◆ **What is required**
Write out the full listing again, exactly as it stands.
──────────
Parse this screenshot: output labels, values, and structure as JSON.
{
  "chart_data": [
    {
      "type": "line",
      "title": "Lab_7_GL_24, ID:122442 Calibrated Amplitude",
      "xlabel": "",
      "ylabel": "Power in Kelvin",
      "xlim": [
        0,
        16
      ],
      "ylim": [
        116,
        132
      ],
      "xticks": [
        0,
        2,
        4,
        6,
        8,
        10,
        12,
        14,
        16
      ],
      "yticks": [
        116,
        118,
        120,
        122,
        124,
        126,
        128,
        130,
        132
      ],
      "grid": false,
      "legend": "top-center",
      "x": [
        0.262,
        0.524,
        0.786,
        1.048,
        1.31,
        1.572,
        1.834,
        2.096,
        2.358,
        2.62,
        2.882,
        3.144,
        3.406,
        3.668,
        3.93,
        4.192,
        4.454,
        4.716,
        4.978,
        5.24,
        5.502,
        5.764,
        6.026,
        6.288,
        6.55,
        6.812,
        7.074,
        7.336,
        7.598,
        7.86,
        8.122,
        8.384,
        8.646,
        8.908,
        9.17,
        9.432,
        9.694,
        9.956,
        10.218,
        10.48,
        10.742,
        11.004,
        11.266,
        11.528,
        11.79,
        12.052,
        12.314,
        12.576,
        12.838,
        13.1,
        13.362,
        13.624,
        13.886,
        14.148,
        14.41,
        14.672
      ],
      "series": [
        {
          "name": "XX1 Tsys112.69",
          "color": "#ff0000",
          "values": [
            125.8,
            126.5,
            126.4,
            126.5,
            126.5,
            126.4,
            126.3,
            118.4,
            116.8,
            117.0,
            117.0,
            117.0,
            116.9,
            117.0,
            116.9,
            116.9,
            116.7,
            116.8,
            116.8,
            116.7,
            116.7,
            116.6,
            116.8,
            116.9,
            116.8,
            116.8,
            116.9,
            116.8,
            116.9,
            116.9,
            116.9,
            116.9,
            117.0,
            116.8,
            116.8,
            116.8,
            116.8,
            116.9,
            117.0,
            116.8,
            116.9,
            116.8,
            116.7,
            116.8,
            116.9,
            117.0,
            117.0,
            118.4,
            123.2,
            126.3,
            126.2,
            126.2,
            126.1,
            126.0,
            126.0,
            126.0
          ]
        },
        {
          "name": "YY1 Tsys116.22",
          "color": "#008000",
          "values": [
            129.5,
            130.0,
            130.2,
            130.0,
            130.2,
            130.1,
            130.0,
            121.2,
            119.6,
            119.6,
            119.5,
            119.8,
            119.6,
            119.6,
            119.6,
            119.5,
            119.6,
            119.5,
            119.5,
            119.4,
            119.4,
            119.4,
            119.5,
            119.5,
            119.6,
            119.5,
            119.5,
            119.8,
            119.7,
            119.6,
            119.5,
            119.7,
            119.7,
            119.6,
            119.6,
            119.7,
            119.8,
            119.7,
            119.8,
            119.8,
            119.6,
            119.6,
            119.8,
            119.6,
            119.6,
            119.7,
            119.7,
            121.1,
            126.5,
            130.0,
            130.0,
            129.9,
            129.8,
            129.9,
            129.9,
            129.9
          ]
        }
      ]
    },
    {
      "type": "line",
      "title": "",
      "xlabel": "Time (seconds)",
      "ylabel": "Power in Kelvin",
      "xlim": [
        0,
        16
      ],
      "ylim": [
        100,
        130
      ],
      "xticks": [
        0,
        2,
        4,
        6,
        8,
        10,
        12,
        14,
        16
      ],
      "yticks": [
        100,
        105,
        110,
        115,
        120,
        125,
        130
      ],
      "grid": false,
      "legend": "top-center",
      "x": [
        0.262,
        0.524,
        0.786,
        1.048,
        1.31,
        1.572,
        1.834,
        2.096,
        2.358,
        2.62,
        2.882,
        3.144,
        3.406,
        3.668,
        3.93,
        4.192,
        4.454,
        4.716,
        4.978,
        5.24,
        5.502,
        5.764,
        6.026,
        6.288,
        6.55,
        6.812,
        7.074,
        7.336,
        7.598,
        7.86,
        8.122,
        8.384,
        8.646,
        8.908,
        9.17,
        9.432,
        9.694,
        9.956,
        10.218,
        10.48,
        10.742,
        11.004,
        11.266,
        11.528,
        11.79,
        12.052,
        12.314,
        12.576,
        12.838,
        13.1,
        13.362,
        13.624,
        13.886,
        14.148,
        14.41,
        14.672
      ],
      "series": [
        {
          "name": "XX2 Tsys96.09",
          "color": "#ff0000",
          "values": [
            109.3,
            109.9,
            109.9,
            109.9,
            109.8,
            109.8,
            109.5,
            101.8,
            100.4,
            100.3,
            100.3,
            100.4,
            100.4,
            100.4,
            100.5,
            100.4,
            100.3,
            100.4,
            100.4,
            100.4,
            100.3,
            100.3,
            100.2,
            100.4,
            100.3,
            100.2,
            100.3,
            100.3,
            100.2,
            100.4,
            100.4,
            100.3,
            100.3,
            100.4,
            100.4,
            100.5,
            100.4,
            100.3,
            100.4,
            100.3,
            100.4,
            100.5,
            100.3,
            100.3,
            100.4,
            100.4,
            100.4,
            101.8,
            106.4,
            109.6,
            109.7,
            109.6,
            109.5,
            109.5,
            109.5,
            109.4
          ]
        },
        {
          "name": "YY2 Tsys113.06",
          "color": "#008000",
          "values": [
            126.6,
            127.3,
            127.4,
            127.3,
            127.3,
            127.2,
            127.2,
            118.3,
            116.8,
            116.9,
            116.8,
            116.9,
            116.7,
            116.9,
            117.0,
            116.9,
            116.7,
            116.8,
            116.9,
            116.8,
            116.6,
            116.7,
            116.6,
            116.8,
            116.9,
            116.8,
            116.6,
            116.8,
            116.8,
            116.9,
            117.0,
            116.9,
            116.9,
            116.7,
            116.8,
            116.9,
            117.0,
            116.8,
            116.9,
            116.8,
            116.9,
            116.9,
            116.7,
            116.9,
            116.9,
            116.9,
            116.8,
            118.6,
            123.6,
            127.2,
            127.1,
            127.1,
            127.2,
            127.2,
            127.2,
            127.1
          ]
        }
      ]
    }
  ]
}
──────────
◆ **Solution to this problem**
Parse this screenshot: output labels, values, and structure as JSON.
{
  "chart_data": [
    {
      "type": "line",
      "title": "Lab_7_GL_24, ID:122442 Calibrated Amplitude",
      "xlabel": "",
      "ylabel": "Power in Kelvin",
      "xlim": [
        0,
        16
      ],
      "ylim": [
        116,
        132
      ],
      "xticks": [
        0,
        2,
        4,
        6,
        8,
        10,
        12,
        14,
        16
      ],
      "yticks": [
        116,
        118,
        120,
        122,
        124,
        126,
        128,
        130,
        132
      ],
      "grid": false,
      "legend": "top-center",
      "x": [
        0.262,
        0.524,
        0.786,
        1.048,
        1.31,
        1.572,
        1.834,
        2.096,
        2.358,
        2.62,
        2.882,
        3.144,
        3.406,
        3.668,
        3.93,
        4.192,
        4.454,
        4.716,
        4.978,
        5.24,
        5.502,
        5.764,
        6.026,
        6.288,
        6.55,
        6.812,
        7.074,
        7.336,
        7.598,
        7.86,
        8.122,
        8.384,
        8.646,
        8.908,
        9.17,
        9.432,
        9.694,
        9.956,
        10.218,
        10.48,
        10.742,
        11.004,
        11.266,
        11.528,
        11.79,
        12.052,
        12.314,
        12.576,
        12.838,
        13.1,
        13.362,
        13.624,
        13.886,
        14.148,
        14.41,
        14.672
      ],
      "series": [
        {
          "name": "XX1 Tsys112.69",
          "color": "#ff0000",
          "values": [
            125.8,
            126.5,
            126.4,
            126.5,
            126.5,
            126.4,
            126.3,
            118.4,
            116.8,
            117.0,
            117.0,
            117.0,
            116.9,
            117.0,
            116.9,
            116.9,
            116.7,
            116.8,
            116.8,
            116.7,
            116.7,
            116.6,
            116.8,
            116.9,
            116.8,
            116.8,
            116.9,
            116.8,
            116.9,
            116.9,
            116.9,
            116.9,
            117.0,
            116.8,
            116.8,
            116.8,
            116.8,
            116.9,
            117.0,
            116.8,
            116.9,
            116.8,
            116.7,
            116.8,
            116.9,
            117.0,
            117.0,
            118.4,
            123.2,
            126.3,
            126.2,
            126.2,
            126.1,
            126.0,
            126.0,
            126.0
          ]
        },
        {
          "name": "YY1 Tsys116.22",
          "color": "#008000",
          "values": [
            129.5,
            130.0,
            130.2,
            130.0,
            130.2,
            130.1,
            130.0,
            121.2,
            119.6,
            119.6,
            119.5,
            119.8,
            119.6,
            119.6,
            119.6,
            119.5,
            119.6,
            119.5,
            119.5,
            119.4,
            119.4,
            119.4,
            119.5,
            119.5,
            119.6,
            119.5,
            119.5,
            119.8,
            119.7,
            119.6,
            119.5,
            119.7,
            119.7,
            119.6,
            119.6,
            119.7,
            119.8,
            119.7,
            119.8,
            119.8,
            119.6,
            119.6,
            119.8,
            119.6,
            119.6,
            119.7,
            119.7,
            121.1,
            126.5,
            130.0,
            130.0,
            129.9,
            129.8,
            129.9,
            129.9,
            129.9
          ]
        }
      ]
    },
    {
      "type": "line",
      "title": "",
      "xlabel": "Time (seconds)",
      "ylabel": "Power in Kelvin",
      "xlim": [
        0,
        16
      ],
      "ylim": [
        100,
        130
      ],
      "xticks": [
        0,
        2,
        4,
        6,
        8,
        10,
        12,
        14,
        16
      ],
      "yticks": [
        100,
        105,
        110,
        115,
        120,
        125,
        130
      ],
      "grid": false,
      "legend": "top-center",
      "x": [
        0.262,
        0.524,
        0.786,
        1.048,
        1.31,
        1.572,
        1.834,
        2.096,
        2.358,
        2.62,
        2.882,
        3.144,
        3.406,
        3.668,
        3.93,
        4.192,
        4.454,
        4.716,
        4.978,
        5.24,
        5.502,
        5.764,
        6.026,
        6.288,
        6.55,
        6.812,
        7.074,
        7.336,
        7.598,
        7.86,
        8.122,
        8.384,
        8.646,
        8.908,
        9.17,
        9.432,
        9.694,
        9.956,
        10.218,
        10.48,
        10.742,
        11.004,
        11.266,
        11.528,
        11.79,
        12.052,
        12.314,
        12.576,
        12.838,
        13.1,
        13.362,
        13.624,
        13.886,
        14.148,
        14.41,
        14.672
      ],
      "series": [
        {
          "name": "XX2 Tsys96.09",
          "color": "#ff0000",
          "values": [
            109.3,
            109.9,
            109.9,
            109.9,
            109.8,
            109.8,
            109.5,
            101.8,
            100.4,
            100.3,
            100.3,
            100.4,
            100.4,
            100.4,
            100.5,
            100.4,
            100.3,
            100.4,
            100.4,
            100.4,
            100.3,
            100.3,
            100.2,
            100.4,
            100.3,
            100.2,
            100.3,
            100.3,
            100.2,
            100.4,
            100.4,
            100.3,
            100.3,
            100.4,
            100.4,
            100.5,
            100.4,
            100.3,
            100.4,
            100.3,
            100.4,
            100.5,
            100.3,
            100.3,
            100.4,
            100.4,
            100.4,
            101.8,
            106.4,
            109.6,
            109.7,
            109.6,
            109.5,
            109.5,
            109.5,
            109.4
          ]
        },
        {
          "name": "YY2 Tsys113.06",
          "color": "#008000",
          "values": [
            126.6,
            127.3,
            127.4,
            127.3,
            127.3,
            127.2,
            127.2,
            118.3,
            116.8,
            116.9,
            116.8,
            116.9,
            116.7,
            116.9,
            117.0,
            116.9,
            116.7,
            116.8,
            116.9,
            116.8,
            116.6,
            116.7,
            116.6,
            116.8,
            116.9,
            116.8,
            116.6,
            116.8,
            116.8,
            116.9,
            117.0,
            116.9,
            116.9,
            116.7,
            116.8,
            116.9,
            117.0,
            116.8,
            116.9,
            116.8,
            116.9,
            116.9,
            116.7,
            116.9,
            116.9,
            116.9,
            116.8,
            118.6,
            123.6,
            127.2,
            127.1,
            127.1,
            127.2,
            127.2,
            127.2,
            127.1
          ]
        }
      ]
    }
  ]
}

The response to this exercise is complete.